- What the task requires -
With the pictures omitted, write out the entries that follow exactly as they stand.

- Task material -
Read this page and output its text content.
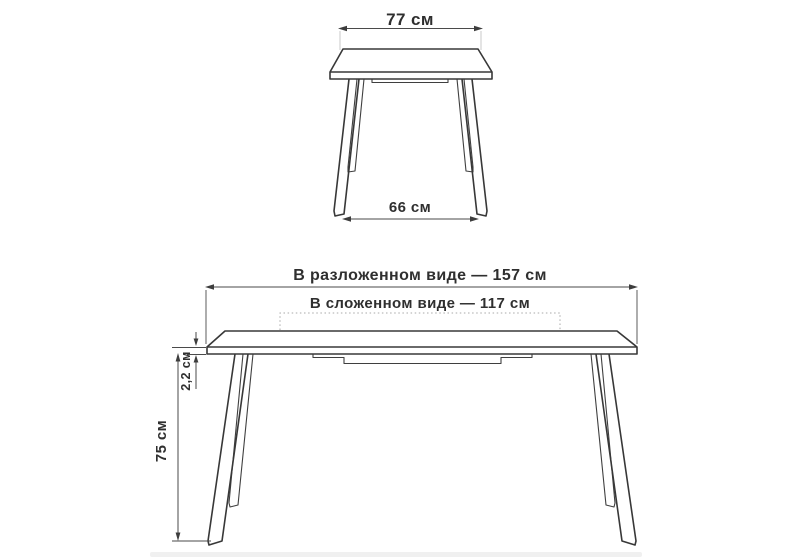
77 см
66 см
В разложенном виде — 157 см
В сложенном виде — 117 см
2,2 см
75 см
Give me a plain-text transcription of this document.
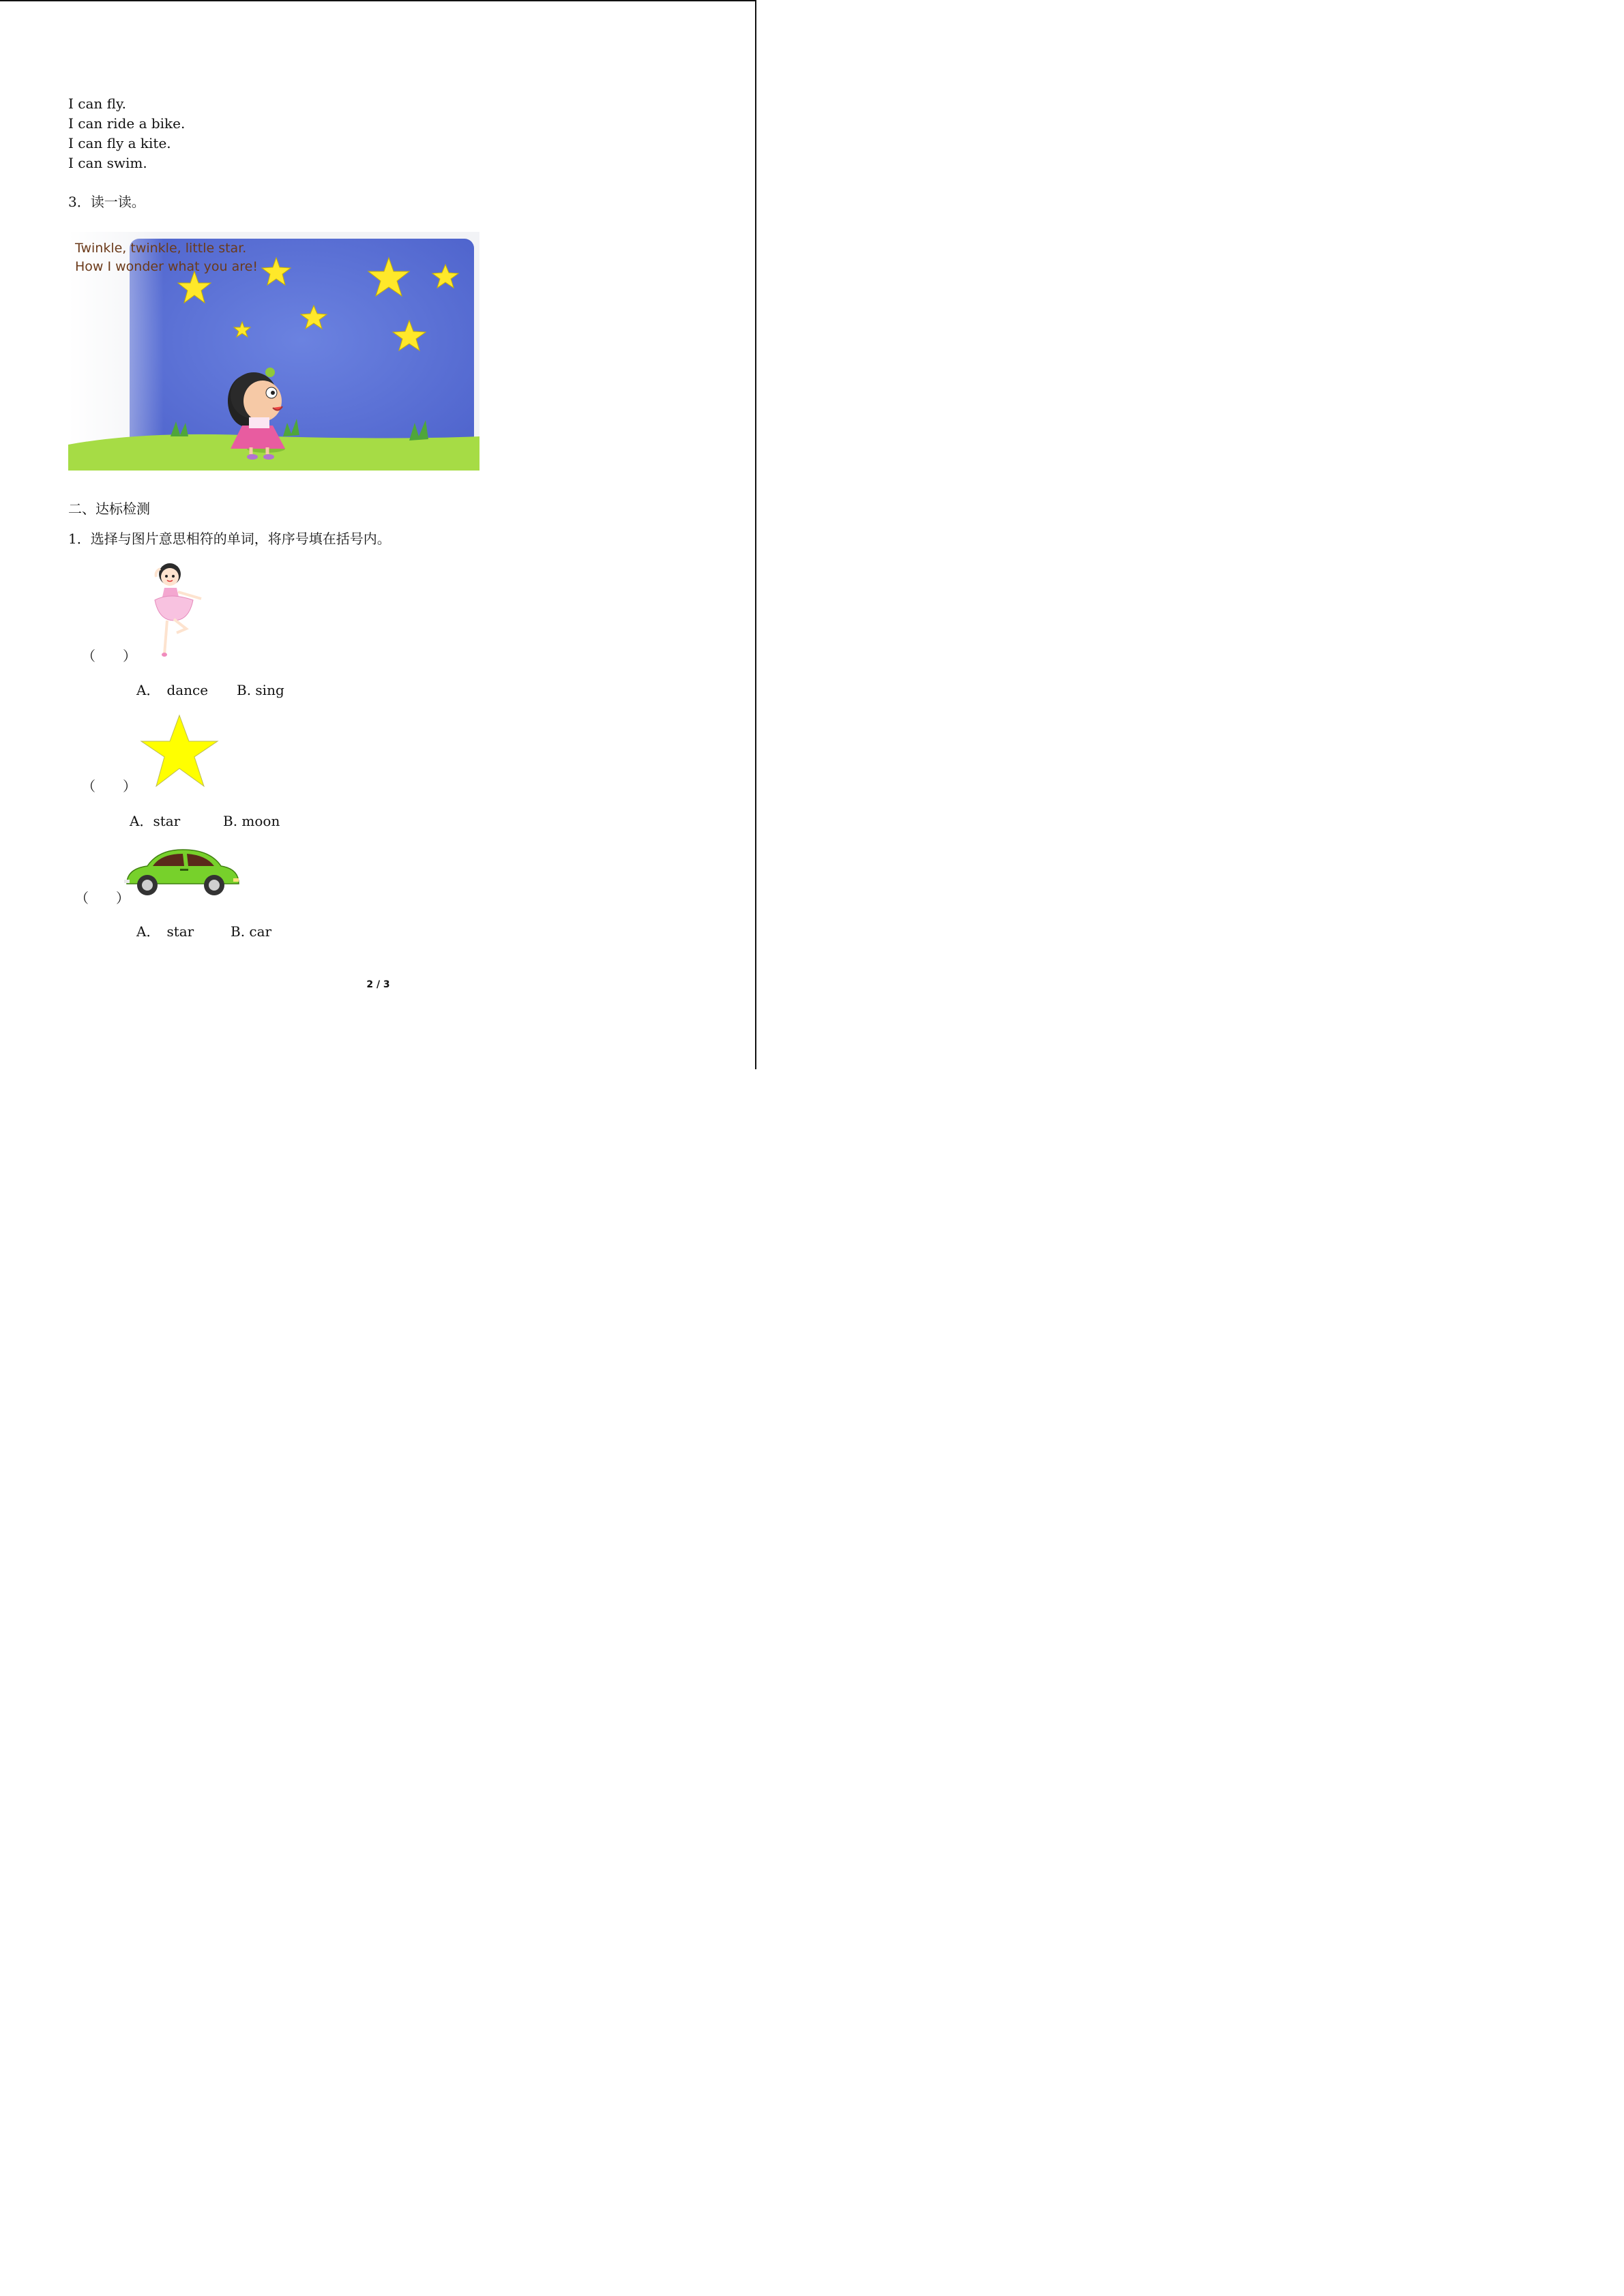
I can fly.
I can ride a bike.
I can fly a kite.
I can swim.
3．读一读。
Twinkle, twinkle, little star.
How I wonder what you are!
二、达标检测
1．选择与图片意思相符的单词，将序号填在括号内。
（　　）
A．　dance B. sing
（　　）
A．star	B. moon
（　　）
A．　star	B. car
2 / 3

- Exercise solution -
Read this page and output its text content.
77 см
66 см
В разложенном виде — 157 см
В сложенном виде — 117 см
2,2 см
75 см
Give me a plain-text transcription of this document.
I can fly.
I can ride a bike.
I can fly a kite.
I can swim.
3．读一读。
Twinkle, twinkle, little star.
How I wonder what you are!
二、达标检测
1．选择与图片意思相符的单词，将序号填在括号内。
（　　）
A．　dance B. sing
（　　）
A．star	B. moon
（　　）
A．　star	B. car
2 / 3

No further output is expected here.